───── Task data ─────
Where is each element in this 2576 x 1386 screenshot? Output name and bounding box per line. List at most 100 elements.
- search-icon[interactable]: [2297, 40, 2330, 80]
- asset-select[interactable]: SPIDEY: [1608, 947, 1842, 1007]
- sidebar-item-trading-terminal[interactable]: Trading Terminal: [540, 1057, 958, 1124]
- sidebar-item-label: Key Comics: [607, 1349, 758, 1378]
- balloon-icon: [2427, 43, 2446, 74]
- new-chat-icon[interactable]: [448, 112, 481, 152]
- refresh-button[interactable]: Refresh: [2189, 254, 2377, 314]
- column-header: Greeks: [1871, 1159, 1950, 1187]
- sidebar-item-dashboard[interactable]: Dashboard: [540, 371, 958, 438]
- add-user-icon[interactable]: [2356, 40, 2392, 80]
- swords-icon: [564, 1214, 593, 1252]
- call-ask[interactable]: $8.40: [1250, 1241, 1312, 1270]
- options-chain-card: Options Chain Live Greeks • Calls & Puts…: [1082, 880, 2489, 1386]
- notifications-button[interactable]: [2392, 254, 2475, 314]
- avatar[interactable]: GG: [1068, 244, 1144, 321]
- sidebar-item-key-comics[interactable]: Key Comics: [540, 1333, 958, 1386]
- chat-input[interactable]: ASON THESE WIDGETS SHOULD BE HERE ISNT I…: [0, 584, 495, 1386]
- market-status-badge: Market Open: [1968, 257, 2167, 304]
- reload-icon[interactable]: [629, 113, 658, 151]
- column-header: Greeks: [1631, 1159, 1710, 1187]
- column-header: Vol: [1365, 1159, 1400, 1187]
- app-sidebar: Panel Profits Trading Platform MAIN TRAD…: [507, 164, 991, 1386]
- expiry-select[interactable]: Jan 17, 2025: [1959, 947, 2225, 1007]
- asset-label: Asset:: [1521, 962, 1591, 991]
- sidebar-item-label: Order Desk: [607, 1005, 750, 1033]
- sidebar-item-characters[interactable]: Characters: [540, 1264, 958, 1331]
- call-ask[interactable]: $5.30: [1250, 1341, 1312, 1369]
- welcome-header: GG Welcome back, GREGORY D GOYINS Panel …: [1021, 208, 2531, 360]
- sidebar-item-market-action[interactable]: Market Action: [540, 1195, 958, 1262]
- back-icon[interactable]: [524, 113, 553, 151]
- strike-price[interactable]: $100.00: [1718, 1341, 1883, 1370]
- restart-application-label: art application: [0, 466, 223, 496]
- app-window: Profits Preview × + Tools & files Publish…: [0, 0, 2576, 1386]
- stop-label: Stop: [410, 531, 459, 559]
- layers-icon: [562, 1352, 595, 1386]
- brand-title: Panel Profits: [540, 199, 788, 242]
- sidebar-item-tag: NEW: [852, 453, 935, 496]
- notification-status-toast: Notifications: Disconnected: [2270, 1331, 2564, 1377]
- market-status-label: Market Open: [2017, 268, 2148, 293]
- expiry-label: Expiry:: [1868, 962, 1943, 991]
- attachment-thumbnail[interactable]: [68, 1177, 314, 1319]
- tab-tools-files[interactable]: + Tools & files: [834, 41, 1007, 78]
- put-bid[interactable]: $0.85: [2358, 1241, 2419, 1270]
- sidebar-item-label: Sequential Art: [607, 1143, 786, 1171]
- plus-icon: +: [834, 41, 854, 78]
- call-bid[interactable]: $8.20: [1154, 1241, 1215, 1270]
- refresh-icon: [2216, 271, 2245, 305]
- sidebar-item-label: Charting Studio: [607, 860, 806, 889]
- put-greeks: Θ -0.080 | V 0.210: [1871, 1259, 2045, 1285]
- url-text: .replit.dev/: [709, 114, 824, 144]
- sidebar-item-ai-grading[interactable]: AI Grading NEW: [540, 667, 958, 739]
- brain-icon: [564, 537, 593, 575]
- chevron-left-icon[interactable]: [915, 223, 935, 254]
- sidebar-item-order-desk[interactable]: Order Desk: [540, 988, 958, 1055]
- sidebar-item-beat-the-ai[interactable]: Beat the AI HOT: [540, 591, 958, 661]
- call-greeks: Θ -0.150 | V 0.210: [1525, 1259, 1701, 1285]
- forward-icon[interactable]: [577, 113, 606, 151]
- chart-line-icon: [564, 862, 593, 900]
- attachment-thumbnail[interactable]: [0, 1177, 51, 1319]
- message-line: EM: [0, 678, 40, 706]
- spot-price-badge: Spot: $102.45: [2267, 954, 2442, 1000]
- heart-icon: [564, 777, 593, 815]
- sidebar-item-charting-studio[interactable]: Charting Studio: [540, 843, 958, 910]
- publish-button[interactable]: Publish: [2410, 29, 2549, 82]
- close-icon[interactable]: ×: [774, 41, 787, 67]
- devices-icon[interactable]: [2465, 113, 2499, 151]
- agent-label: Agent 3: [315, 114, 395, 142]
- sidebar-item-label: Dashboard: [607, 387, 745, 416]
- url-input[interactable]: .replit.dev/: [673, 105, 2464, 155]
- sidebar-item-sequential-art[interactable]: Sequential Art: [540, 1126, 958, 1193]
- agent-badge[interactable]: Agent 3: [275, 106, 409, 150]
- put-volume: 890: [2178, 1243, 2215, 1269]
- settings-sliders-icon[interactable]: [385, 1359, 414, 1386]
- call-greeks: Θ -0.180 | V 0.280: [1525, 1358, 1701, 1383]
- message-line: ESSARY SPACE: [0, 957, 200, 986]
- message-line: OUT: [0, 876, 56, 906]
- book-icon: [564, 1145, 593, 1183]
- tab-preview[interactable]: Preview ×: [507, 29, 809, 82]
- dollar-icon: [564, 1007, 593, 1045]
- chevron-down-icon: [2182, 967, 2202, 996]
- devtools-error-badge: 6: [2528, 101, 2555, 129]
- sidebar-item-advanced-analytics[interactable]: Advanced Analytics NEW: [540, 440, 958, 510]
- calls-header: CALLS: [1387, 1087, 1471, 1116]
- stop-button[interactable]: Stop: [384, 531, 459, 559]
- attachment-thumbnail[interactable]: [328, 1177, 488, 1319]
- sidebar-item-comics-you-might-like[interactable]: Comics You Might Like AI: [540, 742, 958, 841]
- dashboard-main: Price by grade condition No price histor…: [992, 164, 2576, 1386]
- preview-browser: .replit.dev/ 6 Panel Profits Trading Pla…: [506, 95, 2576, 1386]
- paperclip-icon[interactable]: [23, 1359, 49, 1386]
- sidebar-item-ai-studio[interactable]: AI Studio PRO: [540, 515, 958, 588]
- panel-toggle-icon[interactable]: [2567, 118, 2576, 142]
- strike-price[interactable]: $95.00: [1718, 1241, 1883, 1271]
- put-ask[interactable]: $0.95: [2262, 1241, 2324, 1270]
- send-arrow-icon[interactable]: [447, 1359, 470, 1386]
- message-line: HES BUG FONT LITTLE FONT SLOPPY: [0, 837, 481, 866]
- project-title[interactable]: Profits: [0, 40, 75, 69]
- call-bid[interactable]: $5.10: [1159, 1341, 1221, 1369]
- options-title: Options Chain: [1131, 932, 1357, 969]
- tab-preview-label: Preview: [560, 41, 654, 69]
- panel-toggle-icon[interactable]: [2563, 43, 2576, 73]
─────
> [Brief]: Can you write out all the items again with "column-header" swapped for "table-header" and nothing else changed?

> [Finished exercise]:
Where is each element in this 2576 x 1386 screenshot? Output name and bounding box per line. List at most 100 elements.
- search-icon[interactable]: [2297, 40, 2330, 80]
- asset-select[interactable]: SPIDEY: [1608, 947, 1842, 1007]
- sidebar-item-trading-terminal[interactable]: Trading Terminal: [540, 1057, 958, 1124]
- sidebar-item-label: Key Comics: [607, 1349, 758, 1378]
- balloon-icon: [2427, 43, 2446, 74]
- new-chat-icon[interactable]: [448, 112, 481, 152]
- refresh-button[interactable]: Refresh: [2189, 254, 2377, 314]
- table-header: Greeks: [1871, 1159, 1950, 1187]
- sidebar-item-dashboard[interactable]: Dashboard: [540, 371, 958, 438]
- add-user-icon[interactable]: [2356, 40, 2392, 80]
- swords-icon: [564, 1214, 593, 1252]
- call-ask[interactable]: $8.40: [1250, 1241, 1312, 1270]
- options-chain-card: Options Chain Live Greeks • Calls & Puts…: [1082, 880, 2489, 1386]
- notifications-button[interactable]: [2392, 254, 2475, 314]
- avatar[interactable]: GG: [1068, 244, 1144, 321]
- sidebar-item-key-comics[interactable]: Key Comics: [540, 1333, 958, 1386]
- chat-input[interactable]: ASON THESE WIDGETS SHOULD BE HERE ISNT I…: [0, 584, 495, 1386]
- market-status-badge: Market Open: [1968, 257, 2167, 304]
- reload-icon[interactable]: [629, 113, 658, 151]
- table-header: Greeks: [1631, 1159, 1710, 1187]
- table-header: Vol: [1365, 1159, 1400, 1187]
- app-sidebar: Panel Profits Trading Platform MAIN TRAD…: [507, 164, 991, 1386]
- expiry-select[interactable]: Jan 17, 2025: [1959, 947, 2225, 1007]
- asset-label: Asset:: [1521, 962, 1591, 991]
- sidebar-item-label: Order Desk: [607, 1005, 750, 1033]
- sidebar-item-characters[interactable]: Characters: [540, 1264, 958, 1331]
- call-ask[interactable]: $5.30: [1250, 1341, 1312, 1369]
- welcome-header: GG Welcome back, GREGORY D GOYINS Panel …: [1021, 208, 2531, 360]
- sidebar-item-market-action[interactable]: Market Action: [540, 1195, 958, 1262]
- back-icon[interactable]: [524, 113, 553, 151]
- strike-price[interactable]: $100.00: [1718, 1341, 1883, 1370]
- restart-application-label: art application: [0, 466, 223, 496]
- app-window: Profits Preview × + Tools & files Publish…: [0, 0, 2576, 1386]
- stop-label: Stop: [410, 531, 459, 559]
- layers-icon: [562, 1352, 595, 1386]
- brand-title: Panel Profits: [540, 199, 788, 242]
- sidebar-item-tag: NEW: [852, 453, 935, 496]
- notification-status-toast: Notifications: Disconnected: [2270, 1331, 2564, 1377]
- market-status-label: Market Open: [2017, 268, 2148, 293]
- expiry-label: Expiry:: [1868, 962, 1943, 991]
- attachment-thumbnail[interactable]: [68, 1177, 314, 1319]
- tab-tools-files[interactable]: + Tools & files: [834, 41, 1007, 78]
- put-bid[interactable]: $0.85: [2358, 1241, 2419, 1270]
- sidebar-item-label: Sequential Art: [607, 1143, 786, 1171]
- plus-icon: +: [834, 41, 854, 78]
- call-bid[interactable]: $8.20: [1154, 1241, 1215, 1270]
- refresh-icon: [2216, 271, 2245, 305]
- sidebar-item-label: Charting Studio: [607, 860, 806, 889]
- put-greeks: Θ -0.080 | V 0.210: [1871, 1259, 2045, 1285]
- url-text: .replit.dev/: [709, 114, 824, 144]
- sidebar-item-ai-grading[interactable]: AI Grading NEW: [540, 667, 958, 739]
- brain-icon: [564, 537, 593, 575]
- chevron-left-icon[interactable]: [915, 223, 935, 254]
- sidebar-item-order-desk[interactable]: Order Desk: [540, 988, 958, 1055]
- sidebar-item-beat-the-ai[interactable]: Beat the AI HOT: [540, 591, 958, 661]
- call-greeks: Θ -0.150 | V 0.210: [1525, 1259, 1701, 1285]
- forward-icon[interactable]: [577, 113, 606, 151]
- chart-line-icon: [564, 862, 593, 900]
- attachment-thumbnail[interactable]: [0, 1177, 51, 1319]
- message-line: EM: [0, 678, 40, 706]
- spot-price-badge: Spot: $102.45: [2267, 954, 2442, 1000]
- heart-icon: [564, 777, 593, 815]
- sidebar-item-charting-studio[interactable]: Charting Studio: [540, 843, 958, 910]
- publish-button[interactable]: Publish: [2410, 29, 2549, 82]
- close-icon[interactable]: ×: [774, 41, 787, 67]
- devices-icon[interactable]: [2465, 113, 2499, 151]
- agent-label: Agent 3: [315, 114, 395, 142]
- sidebar-item-label: Dashboard: [607, 387, 745, 416]
- url-input[interactable]: .replit.dev/: [673, 105, 2464, 155]
- sidebar-item-sequential-art[interactable]: Sequential Art: [540, 1126, 958, 1193]
- agent-badge[interactable]: Agent 3: [275, 106, 409, 150]
- put-volume: 890: [2178, 1243, 2215, 1269]
- settings-sliders-icon[interactable]: [385, 1359, 414, 1386]
- call-greeks: Θ -0.180 | V 0.280: [1525, 1358, 1701, 1383]
- message-line: ESSARY SPACE: [0, 957, 200, 986]
- message-line: OUT: [0, 876, 56, 906]
- book-icon: [564, 1145, 593, 1183]
- tab-preview[interactable]: Preview ×: [507, 29, 809, 82]
- dollar-icon: [564, 1007, 593, 1045]
- chevron-down-icon: [2182, 967, 2202, 996]
- devtools-error-badge: 6: [2528, 101, 2555, 129]
- sidebar-item-advanced-analytics[interactable]: Advanced Analytics NEW: [540, 440, 958, 510]
- calls-header: CALLS: [1387, 1087, 1471, 1116]
- stop-button[interactable]: Stop: [384, 531, 459, 559]
- attachment-thumbnail[interactable]: [328, 1177, 488, 1319]
- sidebar-item-comics-you-might-like[interactable]: Comics You Might Like AI: [540, 742, 958, 841]
- dashboard-main: Price by grade condition No price histor…: [992, 164, 2576, 1386]
- preview-browser: .replit.dev/ 6 Panel Profits Trading Pla…: [506, 95, 2576, 1386]
- paperclip-icon[interactable]: [23, 1359, 49, 1386]
- sidebar-item-ai-studio[interactable]: AI Studio PRO: [540, 515, 958, 588]
- panel-toggle-icon[interactable]: [2567, 118, 2576, 142]
- strike-price[interactable]: $95.00: [1718, 1241, 1883, 1271]
- put-ask[interactable]: $0.95: [2262, 1241, 2324, 1270]
- send-arrow-icon[interactable]: [447, 1359, 470, 1386]
- message-line: HES BUG FONT LITTLE FONT SLOPPY: [0, 837, 481, 866]
- project-title[interactable]: Profits: [0, 40, 75, 69]
- call-bid[interactable]: $5.10: [1159, 1341, 1221, 1369]
- options-title: Options Chain: [1131, 932, 1357, 969]
- tab-preview-label: Preview: [560, 41, 654, 69]
- panel-toggle-icon[interactable]: [2563, 43, 2576, 73]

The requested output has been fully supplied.